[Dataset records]
========================

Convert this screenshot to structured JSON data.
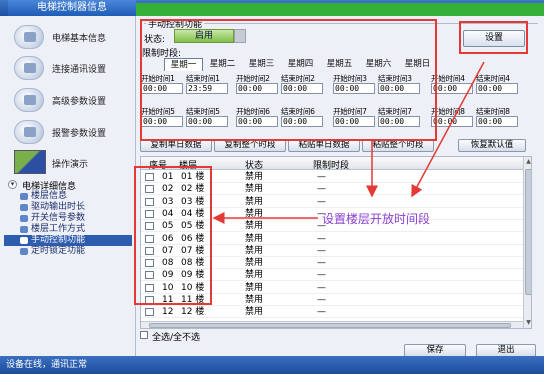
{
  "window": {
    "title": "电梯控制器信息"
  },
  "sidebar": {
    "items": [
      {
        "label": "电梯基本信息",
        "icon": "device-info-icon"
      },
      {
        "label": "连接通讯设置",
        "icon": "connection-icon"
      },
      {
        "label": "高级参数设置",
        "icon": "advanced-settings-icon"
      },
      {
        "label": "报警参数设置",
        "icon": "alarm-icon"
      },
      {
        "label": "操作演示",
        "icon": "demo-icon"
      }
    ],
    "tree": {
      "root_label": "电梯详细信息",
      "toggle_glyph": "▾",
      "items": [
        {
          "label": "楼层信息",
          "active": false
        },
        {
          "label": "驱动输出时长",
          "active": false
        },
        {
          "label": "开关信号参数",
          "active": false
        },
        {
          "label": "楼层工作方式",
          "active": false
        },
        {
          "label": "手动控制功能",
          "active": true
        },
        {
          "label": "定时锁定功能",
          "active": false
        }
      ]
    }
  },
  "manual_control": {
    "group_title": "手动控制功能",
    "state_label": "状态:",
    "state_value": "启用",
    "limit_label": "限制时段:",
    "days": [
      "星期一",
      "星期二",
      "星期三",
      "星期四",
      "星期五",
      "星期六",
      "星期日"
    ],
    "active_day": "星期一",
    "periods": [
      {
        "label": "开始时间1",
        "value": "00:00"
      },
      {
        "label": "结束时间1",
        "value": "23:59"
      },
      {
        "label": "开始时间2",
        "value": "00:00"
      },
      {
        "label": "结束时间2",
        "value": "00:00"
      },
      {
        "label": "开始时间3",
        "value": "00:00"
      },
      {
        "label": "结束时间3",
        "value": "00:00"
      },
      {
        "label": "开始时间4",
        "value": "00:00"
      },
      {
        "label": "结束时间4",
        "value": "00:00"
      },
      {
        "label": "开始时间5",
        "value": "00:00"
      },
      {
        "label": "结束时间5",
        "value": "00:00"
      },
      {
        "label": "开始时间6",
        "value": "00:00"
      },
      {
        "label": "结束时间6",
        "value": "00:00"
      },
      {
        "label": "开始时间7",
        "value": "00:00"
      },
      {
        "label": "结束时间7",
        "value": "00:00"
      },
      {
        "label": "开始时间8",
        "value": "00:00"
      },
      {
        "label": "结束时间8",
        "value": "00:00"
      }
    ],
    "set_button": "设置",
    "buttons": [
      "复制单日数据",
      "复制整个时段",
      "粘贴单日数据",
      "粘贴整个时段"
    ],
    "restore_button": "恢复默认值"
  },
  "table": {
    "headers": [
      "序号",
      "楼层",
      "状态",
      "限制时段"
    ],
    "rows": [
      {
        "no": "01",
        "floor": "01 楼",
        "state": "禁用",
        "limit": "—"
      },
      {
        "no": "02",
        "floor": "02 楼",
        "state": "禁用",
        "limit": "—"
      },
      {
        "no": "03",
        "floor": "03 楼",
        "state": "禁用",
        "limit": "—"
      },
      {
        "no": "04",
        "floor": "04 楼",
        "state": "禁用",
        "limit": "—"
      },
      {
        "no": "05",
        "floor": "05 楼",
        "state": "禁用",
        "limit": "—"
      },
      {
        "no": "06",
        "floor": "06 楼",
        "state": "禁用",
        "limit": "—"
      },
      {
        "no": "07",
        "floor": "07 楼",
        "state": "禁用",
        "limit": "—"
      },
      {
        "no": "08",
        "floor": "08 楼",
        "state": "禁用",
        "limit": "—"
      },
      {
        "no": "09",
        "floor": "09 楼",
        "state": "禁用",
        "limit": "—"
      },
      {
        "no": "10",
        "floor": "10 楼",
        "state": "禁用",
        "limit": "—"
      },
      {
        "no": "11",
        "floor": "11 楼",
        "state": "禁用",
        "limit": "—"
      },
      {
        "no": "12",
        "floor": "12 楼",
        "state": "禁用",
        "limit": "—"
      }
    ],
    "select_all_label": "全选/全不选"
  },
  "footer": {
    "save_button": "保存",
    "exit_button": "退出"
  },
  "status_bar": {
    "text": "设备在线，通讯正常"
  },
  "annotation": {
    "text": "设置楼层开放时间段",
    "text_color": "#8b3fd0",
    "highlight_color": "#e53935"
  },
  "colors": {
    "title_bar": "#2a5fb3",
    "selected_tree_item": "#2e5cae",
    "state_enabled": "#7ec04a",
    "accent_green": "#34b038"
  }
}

========================

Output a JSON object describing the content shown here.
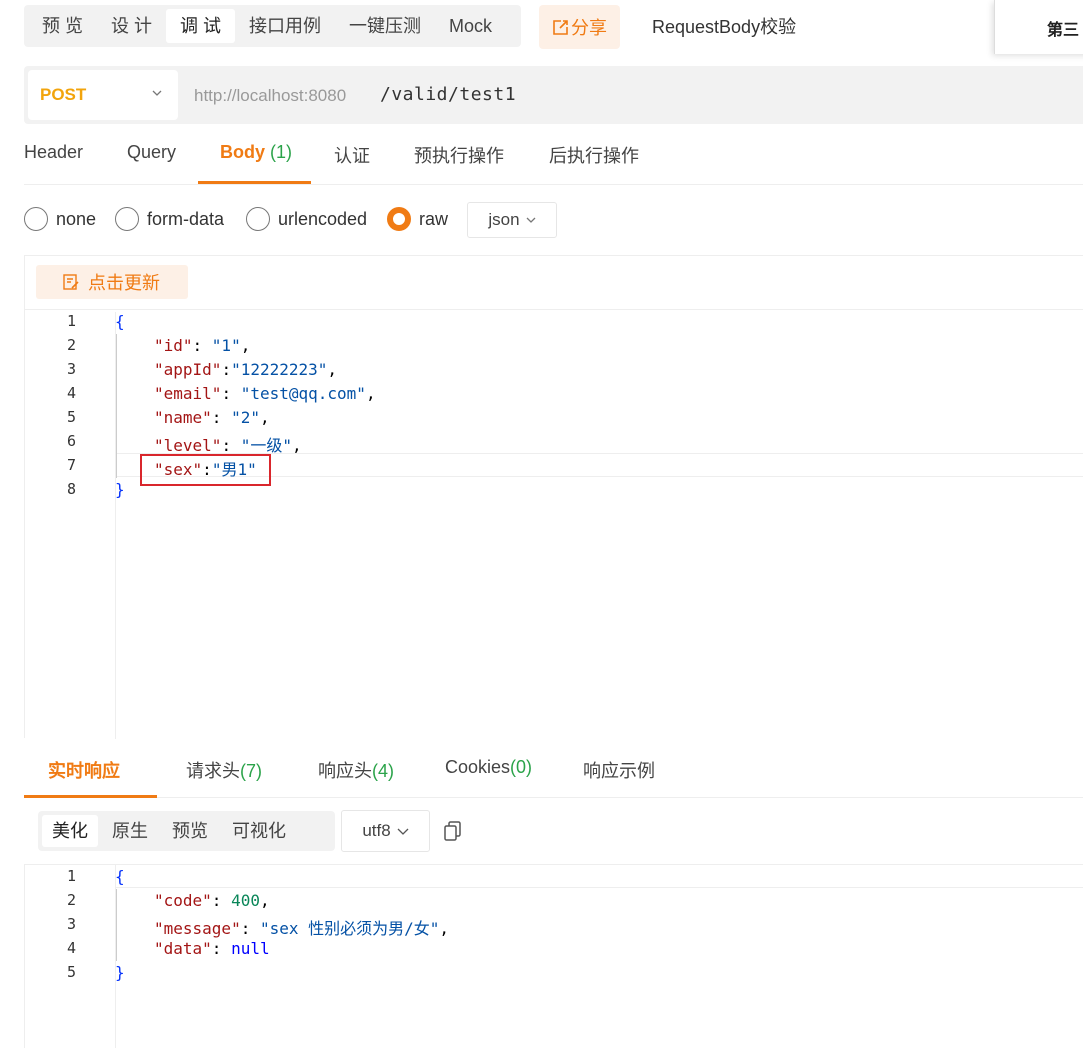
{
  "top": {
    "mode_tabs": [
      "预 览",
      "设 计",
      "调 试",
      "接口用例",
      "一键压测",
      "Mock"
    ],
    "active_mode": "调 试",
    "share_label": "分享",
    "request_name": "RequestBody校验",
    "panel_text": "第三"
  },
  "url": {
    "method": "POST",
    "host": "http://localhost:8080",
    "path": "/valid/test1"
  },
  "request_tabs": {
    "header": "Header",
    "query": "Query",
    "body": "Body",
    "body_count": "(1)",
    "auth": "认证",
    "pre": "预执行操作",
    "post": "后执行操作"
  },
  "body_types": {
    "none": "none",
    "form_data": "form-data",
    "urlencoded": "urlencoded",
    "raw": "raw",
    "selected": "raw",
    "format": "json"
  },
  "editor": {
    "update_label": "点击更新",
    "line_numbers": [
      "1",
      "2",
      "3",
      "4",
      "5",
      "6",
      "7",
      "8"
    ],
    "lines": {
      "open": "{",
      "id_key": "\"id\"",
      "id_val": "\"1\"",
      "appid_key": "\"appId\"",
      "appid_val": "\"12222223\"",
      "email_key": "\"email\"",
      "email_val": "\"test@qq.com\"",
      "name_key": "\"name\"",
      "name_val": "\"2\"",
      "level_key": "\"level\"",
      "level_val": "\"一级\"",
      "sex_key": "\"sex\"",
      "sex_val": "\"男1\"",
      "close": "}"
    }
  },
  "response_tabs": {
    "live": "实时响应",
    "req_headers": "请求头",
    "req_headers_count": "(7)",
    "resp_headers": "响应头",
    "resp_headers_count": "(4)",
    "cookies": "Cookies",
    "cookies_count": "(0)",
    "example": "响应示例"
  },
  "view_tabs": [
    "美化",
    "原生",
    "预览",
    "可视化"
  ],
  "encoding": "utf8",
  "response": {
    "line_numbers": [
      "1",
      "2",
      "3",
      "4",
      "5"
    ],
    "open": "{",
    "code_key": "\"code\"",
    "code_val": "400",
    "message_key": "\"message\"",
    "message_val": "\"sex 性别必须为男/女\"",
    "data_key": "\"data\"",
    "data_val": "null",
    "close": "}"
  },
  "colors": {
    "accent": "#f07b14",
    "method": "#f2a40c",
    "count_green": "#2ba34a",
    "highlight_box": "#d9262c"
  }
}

========================

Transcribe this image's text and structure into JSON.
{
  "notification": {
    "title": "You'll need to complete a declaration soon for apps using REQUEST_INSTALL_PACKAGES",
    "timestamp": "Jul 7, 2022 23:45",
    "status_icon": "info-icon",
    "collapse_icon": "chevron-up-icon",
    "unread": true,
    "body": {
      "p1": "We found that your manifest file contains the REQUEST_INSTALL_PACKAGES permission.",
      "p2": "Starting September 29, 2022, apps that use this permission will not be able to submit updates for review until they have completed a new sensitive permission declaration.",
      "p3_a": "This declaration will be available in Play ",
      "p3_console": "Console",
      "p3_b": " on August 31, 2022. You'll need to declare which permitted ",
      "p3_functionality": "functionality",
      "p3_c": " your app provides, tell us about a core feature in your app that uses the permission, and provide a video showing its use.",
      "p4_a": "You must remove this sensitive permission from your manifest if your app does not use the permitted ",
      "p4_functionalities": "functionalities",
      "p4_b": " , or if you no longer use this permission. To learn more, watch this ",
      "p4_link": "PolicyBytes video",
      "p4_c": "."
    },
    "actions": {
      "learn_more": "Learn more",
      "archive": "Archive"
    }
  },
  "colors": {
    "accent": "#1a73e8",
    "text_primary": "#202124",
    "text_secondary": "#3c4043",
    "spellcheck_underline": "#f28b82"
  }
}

========================

WHAT IS BEING ASKED:
Filter the listing above for the string "permitted" and copy every matching line.

OUTPUT BELOW:
      "p3_b": " on August 31, 2022. You'll need to declare which permitted ",
      "p4_a": "You must remove this sensitive permission from your manifest if your app does not use the permitted ",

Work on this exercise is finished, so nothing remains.